Search the records for "might". Copy every line where it appears.

(Dataset items)
+---+

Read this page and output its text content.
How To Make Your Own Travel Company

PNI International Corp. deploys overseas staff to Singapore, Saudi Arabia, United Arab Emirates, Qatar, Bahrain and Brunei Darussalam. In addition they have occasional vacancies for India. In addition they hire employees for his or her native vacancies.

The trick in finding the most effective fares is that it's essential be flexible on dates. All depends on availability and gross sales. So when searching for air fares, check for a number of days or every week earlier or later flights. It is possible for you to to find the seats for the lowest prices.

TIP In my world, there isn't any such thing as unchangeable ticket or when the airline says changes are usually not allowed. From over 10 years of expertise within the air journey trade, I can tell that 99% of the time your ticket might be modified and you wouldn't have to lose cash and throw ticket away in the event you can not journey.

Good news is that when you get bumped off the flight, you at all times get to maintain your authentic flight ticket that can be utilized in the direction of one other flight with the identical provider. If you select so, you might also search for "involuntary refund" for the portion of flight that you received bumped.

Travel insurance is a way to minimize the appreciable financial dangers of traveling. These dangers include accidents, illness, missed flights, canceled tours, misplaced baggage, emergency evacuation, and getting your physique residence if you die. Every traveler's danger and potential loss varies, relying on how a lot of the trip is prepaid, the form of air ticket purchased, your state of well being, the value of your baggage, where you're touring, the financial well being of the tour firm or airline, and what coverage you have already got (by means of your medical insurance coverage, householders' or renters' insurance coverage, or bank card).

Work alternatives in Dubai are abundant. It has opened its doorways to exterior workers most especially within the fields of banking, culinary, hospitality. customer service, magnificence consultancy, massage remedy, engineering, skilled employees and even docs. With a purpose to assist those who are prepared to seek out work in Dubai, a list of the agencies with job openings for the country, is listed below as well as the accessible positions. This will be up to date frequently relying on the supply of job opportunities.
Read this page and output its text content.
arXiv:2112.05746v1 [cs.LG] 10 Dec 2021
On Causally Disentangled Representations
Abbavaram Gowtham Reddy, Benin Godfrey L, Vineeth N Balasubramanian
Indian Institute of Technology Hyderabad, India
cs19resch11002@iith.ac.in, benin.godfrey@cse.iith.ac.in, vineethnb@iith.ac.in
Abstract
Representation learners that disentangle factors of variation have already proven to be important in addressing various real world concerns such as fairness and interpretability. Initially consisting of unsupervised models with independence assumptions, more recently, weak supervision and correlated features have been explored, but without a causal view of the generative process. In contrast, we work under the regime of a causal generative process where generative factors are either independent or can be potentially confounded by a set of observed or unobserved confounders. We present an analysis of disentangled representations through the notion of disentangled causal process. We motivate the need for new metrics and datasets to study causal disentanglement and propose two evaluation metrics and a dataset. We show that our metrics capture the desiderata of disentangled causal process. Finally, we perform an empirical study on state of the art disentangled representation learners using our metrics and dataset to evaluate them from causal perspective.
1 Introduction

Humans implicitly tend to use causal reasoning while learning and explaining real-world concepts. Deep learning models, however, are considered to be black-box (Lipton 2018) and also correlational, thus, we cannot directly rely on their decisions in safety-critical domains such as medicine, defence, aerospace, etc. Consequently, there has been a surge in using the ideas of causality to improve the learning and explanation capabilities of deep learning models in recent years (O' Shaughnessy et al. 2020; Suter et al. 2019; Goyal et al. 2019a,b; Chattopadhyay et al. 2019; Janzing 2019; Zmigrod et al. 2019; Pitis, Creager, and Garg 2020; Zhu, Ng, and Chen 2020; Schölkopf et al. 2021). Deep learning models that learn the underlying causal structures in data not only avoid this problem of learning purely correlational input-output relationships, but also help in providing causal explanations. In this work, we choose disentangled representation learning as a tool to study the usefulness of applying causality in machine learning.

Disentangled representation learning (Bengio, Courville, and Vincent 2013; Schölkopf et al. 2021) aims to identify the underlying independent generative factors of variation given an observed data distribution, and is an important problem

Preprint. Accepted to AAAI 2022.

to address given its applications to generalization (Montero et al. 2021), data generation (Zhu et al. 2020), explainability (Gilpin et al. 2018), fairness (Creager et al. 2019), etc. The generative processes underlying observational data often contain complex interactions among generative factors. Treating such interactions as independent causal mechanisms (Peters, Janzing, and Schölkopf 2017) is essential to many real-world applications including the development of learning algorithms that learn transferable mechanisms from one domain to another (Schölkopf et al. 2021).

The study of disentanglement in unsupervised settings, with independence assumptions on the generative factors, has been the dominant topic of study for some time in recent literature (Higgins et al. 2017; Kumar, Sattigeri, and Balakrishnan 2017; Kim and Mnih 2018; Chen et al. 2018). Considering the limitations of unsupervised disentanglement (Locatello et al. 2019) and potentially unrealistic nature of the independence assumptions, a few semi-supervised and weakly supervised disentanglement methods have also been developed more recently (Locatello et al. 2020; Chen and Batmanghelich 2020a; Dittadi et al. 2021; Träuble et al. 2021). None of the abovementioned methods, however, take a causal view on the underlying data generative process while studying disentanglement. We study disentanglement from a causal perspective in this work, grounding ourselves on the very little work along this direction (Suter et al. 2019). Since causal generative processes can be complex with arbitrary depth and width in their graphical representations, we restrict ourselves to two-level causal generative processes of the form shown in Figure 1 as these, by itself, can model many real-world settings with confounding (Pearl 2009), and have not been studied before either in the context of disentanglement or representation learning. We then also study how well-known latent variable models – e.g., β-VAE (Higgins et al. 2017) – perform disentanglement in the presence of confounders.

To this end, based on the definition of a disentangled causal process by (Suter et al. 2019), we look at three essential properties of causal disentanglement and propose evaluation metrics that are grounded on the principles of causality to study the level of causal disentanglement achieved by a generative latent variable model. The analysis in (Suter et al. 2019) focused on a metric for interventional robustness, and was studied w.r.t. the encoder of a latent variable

+---+

Task result:
TIP In my world, there isn't any such thing as unchangeable ticket or when the airline says changes are usually not allowed. From over 10 years of expertise within the air journey trade, I can tell that 99% of the time your ticket might be modified and you wouldn't have to lose cash and throw ticket away in the event you can not journey.
Good news is that when you get bumped off the flight, you at all times get to maintain your authentic flight ticket that can be utilized in the direction of one other flight with the identical provider. If you select so, you might also search for "involuntary refund" for the portion of flight that you received bumped.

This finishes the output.